*Problem description*. Output each line exactly as it appears, skipping any embedded picture.

Entries from a dataset:
START

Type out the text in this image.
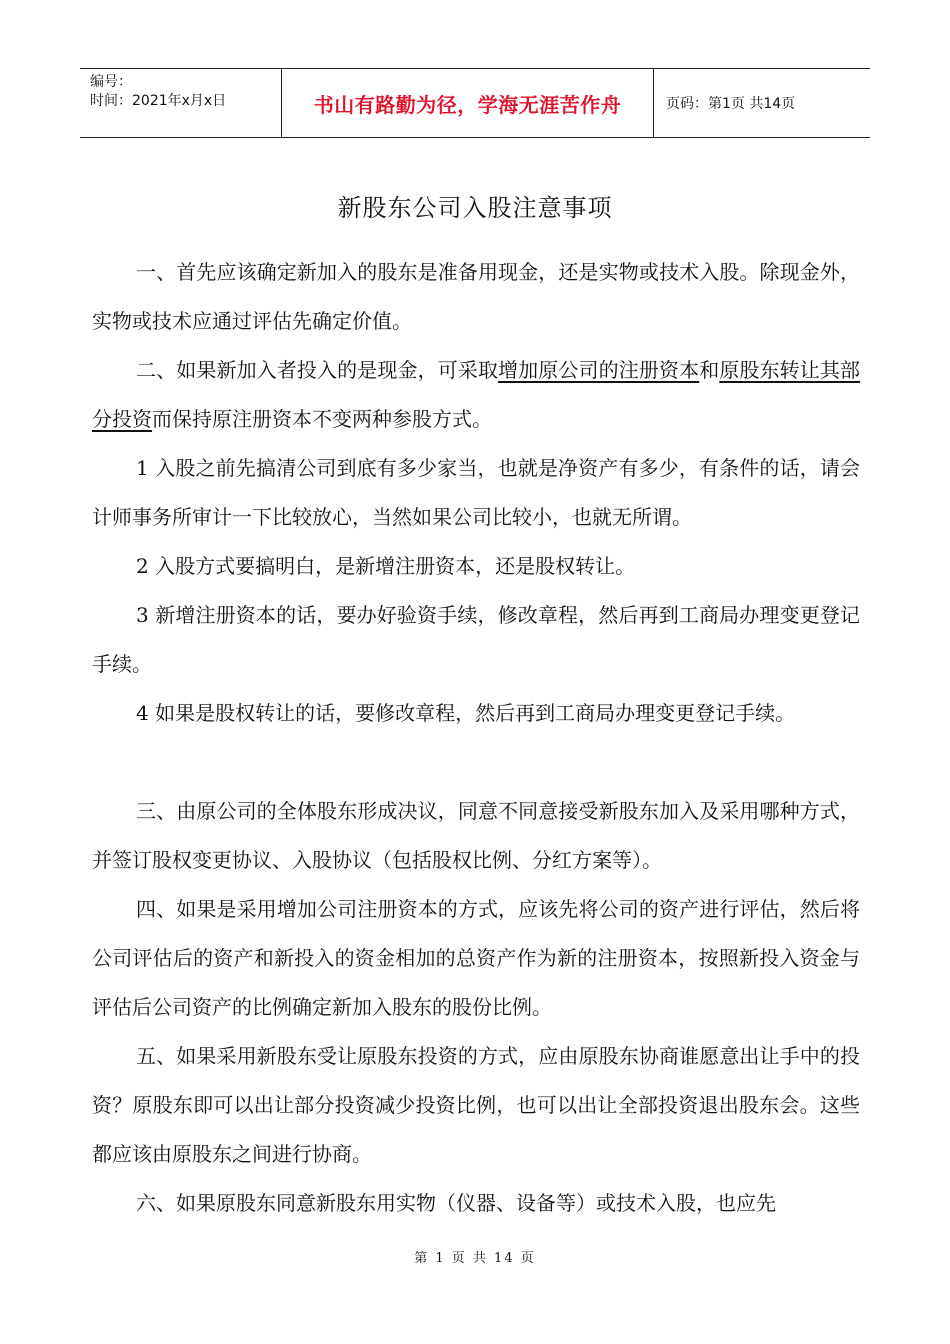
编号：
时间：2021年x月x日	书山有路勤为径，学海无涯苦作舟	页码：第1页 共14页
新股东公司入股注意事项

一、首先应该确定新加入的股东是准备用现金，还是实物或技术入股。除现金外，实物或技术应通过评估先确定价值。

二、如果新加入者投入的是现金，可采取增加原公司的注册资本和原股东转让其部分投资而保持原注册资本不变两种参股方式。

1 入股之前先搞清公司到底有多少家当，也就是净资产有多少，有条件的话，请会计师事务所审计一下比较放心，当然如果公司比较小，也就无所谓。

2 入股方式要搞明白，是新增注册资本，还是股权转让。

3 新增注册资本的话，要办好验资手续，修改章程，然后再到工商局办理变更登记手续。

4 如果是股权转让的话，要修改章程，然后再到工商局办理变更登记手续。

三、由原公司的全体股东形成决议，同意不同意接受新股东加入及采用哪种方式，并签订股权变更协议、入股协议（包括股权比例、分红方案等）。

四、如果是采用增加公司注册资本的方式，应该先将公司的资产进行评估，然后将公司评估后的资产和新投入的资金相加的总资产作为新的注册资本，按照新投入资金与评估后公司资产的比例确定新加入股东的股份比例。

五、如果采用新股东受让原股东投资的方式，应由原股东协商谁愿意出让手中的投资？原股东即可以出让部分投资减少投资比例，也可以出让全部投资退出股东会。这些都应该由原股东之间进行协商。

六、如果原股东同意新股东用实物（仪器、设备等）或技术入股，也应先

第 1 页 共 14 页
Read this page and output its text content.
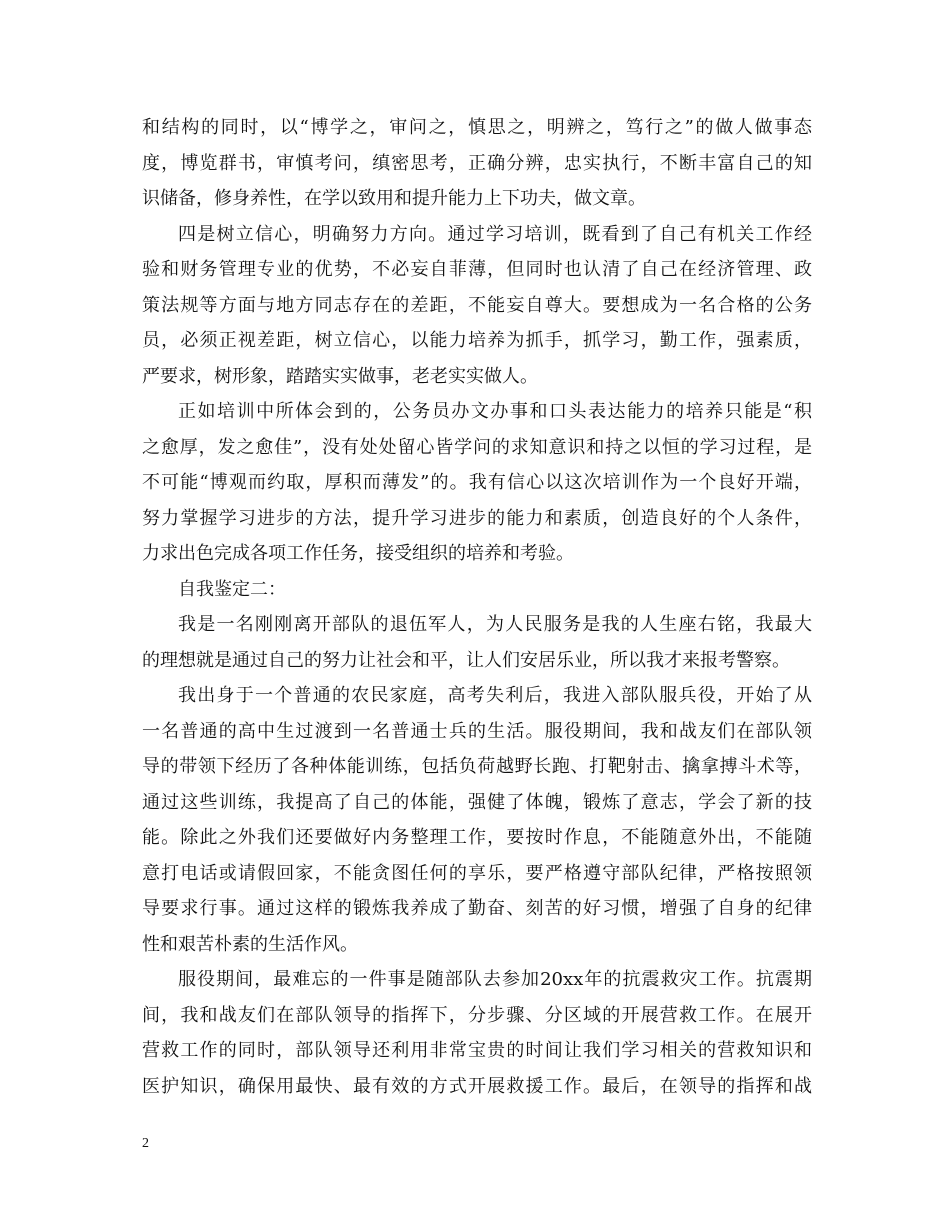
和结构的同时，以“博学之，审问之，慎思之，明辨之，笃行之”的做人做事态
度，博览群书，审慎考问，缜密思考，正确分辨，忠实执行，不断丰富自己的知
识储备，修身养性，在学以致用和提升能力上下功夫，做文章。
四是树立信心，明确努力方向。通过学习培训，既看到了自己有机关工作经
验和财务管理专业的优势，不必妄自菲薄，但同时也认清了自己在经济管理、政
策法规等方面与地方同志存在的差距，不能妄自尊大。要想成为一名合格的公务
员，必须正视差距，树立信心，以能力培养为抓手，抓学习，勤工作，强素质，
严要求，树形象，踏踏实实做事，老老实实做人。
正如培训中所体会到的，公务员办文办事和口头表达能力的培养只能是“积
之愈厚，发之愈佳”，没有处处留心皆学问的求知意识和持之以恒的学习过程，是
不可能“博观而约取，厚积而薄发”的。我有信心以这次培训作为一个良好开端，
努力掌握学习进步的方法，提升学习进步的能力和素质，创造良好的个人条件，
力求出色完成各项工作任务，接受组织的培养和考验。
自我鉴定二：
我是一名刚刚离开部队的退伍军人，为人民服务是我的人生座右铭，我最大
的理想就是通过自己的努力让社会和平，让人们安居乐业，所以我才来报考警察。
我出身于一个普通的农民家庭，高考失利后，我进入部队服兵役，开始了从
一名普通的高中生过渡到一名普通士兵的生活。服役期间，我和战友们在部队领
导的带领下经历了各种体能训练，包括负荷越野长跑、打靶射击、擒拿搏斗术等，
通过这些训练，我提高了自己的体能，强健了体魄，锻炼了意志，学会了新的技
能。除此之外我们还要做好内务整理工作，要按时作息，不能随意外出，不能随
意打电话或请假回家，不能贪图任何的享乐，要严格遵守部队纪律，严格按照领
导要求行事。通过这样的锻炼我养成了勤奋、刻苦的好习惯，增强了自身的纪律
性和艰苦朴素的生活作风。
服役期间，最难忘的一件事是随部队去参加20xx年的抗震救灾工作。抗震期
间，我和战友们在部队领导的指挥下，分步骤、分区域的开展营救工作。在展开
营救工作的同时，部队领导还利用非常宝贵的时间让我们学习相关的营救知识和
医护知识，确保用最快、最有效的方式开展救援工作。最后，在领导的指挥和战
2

END

*Written answer*.
Type out the text in this image.
编号：
时间：2021年x月x日	书山有路勤为径，学海无涯苦作舟	页码：第1页 共14页
新股东公司入股注意事项

一、首先应该确定新加入的股东是准备用现金，还是实物或技术入股。除现金外，实物或技术应通过评估先确定价值。

二、如果新加入者投入的是现金，可采取增加原公司的注册资本和原股东转让其部分投资而保持原注册资本不变两种参股方式。

1 入股之前先搞清公司到底有多少家当，也就是净资产有多少，有条件的话，请会计师事务所审计一下比较放心，当然如果公司比较小，也就无所谓。

2 入股方式要搞明白，是新增注册资本，还是股权转让。

3 新增注册资本的话，要办好验资手续，修改章程，然后再到工商局办理变更登记手续。

4 如果是股权转让的话，要修改章程，然后再到工商局办理变更登记手续。

三、由原公司的全体股东形成决议，同意不同意接受新股东加入及采用哪种方式，并签订股权变更协议、入股协议（包括股权比例、分红方案等）。

四、如果是采用增加公司注册资本的方式，应该先将公司的资产进行评估，然后将公司评估后的资产和新投入的资金相加的总资产作为新的注册资本，按照新投入资金与评估后公司资产的比例确定新加入股东的股份比例。

五、如果采用新股东受让原股东投资的方式，应由原股东协商谁愿意出让手中的投资？原股东即可以出让部分投资减少投资比例，也可以出让全部投资退出股东会。这些都应该由原股东之间进行协商。

六、如果原股东同意新股东用实物（仪器、设备等）或技术入股，也应先

第 1 页 共 14 页
Read this page and output its text content.
和结构的同时，以“博学之，审问之，慎思之，明辨之，笃行之”的做人做事态
度，博览群书，审慎考问，缜密思考，正确分辨，忠实执行，不断丰富自己的知
识储备，修身养性，在学以致用和提升能力上下功夫，做文章。
四是树立信心，明确努力方向。通过学习培训，既看到了自己有机关工作经
验和财务管理专业的优势，不必妄自菲薄，但同时也认清了自己在经济管理、政
策法规等方面与地方同志存在的差距，不能妄自尊大。要想成为一名合格的公务
员，必须正视差距，树立信心，以能力培养为抓手，抓学习，勤工作，强素质，
严要求，树形象，踏踏实实做事，老老实实做人。
正如培训中所体会到的，公务员办文办事和口头表达能力的培养只能是“积
之愈厚，发之愈佳”，没有处处留心皆学问的求知意识和持之以恒的学习过程，是
不可能“博观而约取，厚积而薄发”的。我有信心以这次培训作为一个良好开端，
努力掌握学习进步的方法，提升学习进步的能力和素质，创造良好的个人条件，
力求出色完成各项工作任务，接受组织的培养和考验。
自我鉴定二：
我是一名刚刚离开部队的退伍军人，为人民服务是我的人生座右铭，我最大
的理想就是通过自己的努力让社会和平，让人们安居乐业，所以我才来报考警察。
我出身于一个普通的农民家庭，高考失利后，我进入部队服兵役，开始了从
一名普通的高中生过渡到一名普通士兵的生活。服役期间，我和战友们在部队领
导的带领下经历了各种体能训练，包括负荷越野长跑、打靶射击、擒拿搏斗术等，
通过这些训练，我提高了自己的体能，强健了体魄，锻炼了意志，学会了新的技
能。除此之外我们还要做好内务整理工作，要按时作息，不能随意外出，不能随
意打电话或请假回家，不能贪图任何的享乐，要严格遵守部队纪律，严格按照领
导要求行事。通过这样的锻炼我养成了勤奋、刻苦的好习惯，增强了自身的纪律
性和艰苦朴素的生活作风。
服役期间，最难忘的一件事是随部队去参加20xx年的抗震救灾工作。抗震期
间，我和战友们在部队领导的指挥下，分步骤、分区域的开展营救工作。在展开
营救工作的同时，部队领导还利用非常宝贵的时间让我们学习相关的营救知识和
医护知识，确保用最快、最有效的方式开展救援工作。最后，在领导的指挥和战
2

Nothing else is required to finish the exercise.